→ **Problem description**
Return the passage below about giving an audience something to share, word for word and in full.

→ **Extract to read**
--*--

It doesn’t matter what you say, or what someone hears, the only thing that matters is what your audience repeats.

Give your audience something to share


It doesn’t matter what you say, or what someone hears, the only thing that matters is what your audience repeats.

If you send a Tweet, stop and think: will my followers want to pass this along? And what about my follower’s followers and the people who follow them? Give your audience something they will want to share.

The NYTimes reported in 2009:

People preferred e-mailing articles with positive rather than negative themes, and they liked to send long articles on intellectually challenging topics.
Perhaps most of all, readers wanted to share articles that inspired awe, an emotion that the researchers investigated after noticing how many science articles made the list.

What we share reflects back upon us. That’s why we tend to pass along inspiring, helpful, interesting or entertaining stories. What stories do you repeat to your friends or loved-ones? What conversation starters do you feel particularly happy to share on a first date? Helpful, useful, inspiring or good stories are the most socially successful messages.

If you are using social media to promote the story of your brand or business, package your message in a way that entices your audience to share it. Don’t just add a share button—construct your content so that it is eminently sharable. Give links to pictures, inspiring videos, articles, insights or information that your audience actually wants.

--*--

→ **Provided information**
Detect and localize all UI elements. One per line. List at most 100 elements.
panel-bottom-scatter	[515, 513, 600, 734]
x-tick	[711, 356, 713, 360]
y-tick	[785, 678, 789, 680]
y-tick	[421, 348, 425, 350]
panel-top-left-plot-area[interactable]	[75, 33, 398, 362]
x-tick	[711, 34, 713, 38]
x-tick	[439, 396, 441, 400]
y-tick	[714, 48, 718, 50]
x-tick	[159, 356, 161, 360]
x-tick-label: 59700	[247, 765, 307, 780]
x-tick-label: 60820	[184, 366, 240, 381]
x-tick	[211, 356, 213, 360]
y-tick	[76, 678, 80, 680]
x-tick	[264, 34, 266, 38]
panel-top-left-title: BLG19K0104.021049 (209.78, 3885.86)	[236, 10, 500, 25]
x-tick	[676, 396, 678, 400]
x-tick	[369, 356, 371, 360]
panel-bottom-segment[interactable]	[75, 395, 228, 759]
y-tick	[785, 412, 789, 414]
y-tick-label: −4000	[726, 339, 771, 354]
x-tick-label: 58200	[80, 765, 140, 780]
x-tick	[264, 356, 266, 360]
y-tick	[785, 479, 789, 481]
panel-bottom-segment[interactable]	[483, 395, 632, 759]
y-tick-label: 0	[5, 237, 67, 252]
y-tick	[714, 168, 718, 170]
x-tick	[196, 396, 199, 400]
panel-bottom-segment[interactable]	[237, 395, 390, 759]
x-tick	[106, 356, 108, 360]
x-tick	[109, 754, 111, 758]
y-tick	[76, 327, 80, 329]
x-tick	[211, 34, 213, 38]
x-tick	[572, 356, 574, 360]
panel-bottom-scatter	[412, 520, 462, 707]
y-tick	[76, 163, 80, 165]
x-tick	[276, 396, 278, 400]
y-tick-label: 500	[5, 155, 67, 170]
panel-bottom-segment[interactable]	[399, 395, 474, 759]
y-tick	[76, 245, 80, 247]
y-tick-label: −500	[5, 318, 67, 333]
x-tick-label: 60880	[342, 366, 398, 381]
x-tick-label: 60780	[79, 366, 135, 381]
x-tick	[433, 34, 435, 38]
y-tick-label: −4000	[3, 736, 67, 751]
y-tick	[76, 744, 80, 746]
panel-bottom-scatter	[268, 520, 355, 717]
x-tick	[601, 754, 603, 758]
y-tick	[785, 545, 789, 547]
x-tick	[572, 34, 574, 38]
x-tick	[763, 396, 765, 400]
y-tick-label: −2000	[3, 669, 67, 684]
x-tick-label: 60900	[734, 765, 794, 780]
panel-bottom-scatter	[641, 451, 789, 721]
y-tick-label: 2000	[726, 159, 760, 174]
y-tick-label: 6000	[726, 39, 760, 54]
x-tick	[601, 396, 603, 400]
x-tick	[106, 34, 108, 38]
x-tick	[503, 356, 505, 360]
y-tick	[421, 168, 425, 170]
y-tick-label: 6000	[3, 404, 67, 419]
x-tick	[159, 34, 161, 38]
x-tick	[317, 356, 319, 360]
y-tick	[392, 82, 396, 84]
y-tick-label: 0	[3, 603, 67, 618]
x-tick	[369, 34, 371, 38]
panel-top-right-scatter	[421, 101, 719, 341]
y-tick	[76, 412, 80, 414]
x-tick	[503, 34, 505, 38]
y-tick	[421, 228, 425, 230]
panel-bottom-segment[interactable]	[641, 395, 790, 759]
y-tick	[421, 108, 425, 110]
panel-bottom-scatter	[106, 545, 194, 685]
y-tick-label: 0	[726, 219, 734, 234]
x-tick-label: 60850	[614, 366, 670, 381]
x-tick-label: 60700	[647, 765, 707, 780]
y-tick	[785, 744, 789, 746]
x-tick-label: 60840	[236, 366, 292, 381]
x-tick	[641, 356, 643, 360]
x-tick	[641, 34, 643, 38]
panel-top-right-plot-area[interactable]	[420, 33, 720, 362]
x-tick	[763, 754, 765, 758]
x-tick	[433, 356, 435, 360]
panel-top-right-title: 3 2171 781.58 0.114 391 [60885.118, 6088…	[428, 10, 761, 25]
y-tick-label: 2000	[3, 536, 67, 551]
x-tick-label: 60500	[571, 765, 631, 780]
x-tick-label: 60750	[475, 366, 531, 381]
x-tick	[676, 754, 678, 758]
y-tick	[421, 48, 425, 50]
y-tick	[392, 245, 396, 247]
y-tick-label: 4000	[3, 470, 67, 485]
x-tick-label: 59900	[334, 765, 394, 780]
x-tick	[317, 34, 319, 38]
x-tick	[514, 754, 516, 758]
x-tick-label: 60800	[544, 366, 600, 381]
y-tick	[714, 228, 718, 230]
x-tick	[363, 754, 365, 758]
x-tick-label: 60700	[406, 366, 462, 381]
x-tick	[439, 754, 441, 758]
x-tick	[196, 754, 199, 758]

--*--

→ **Output for this task**
It doesn’t matter what you say, or what someone hears, the only thing that matters is what your audience repeats.

Give your audience something to share


It doesn’t matter what you say, or what someone hears, the only thing that matters is what your audience repeats.

If you send a Tweet, stop and think: will my followers want to pass this along? And what about my follower’s followers and the people who follow them? Give your audience something they will want to share.

The NYTimes reported in 2009:

People preferred e-mailing articles with positive rather than negative themes, and they liked to send long articles on intellectually challenging topics.
Perhaps most of all, readers wanted to share articles that inspired awe, an emotion that the researchers investigated after noticing how many science articles made the list.

What we share reflects back upon us. That’s why we tend to pass along inspiring, helpful, interesting or entertaining stories. What stories do you repeat to your friends or loved-ones? What conversation starters do you feel particularly happy to share on a first date? Helpful, useful, inspiring or good stories are the most socially successful messages.

If you are using social media to promote the story of your brand or business, package your message in a way that entices your audience to share it. Don’t just add a share button—construct your content so that it is eminently sharable. Give links to pictures, inspiring videos, articles, insights or information that your audience actually wants.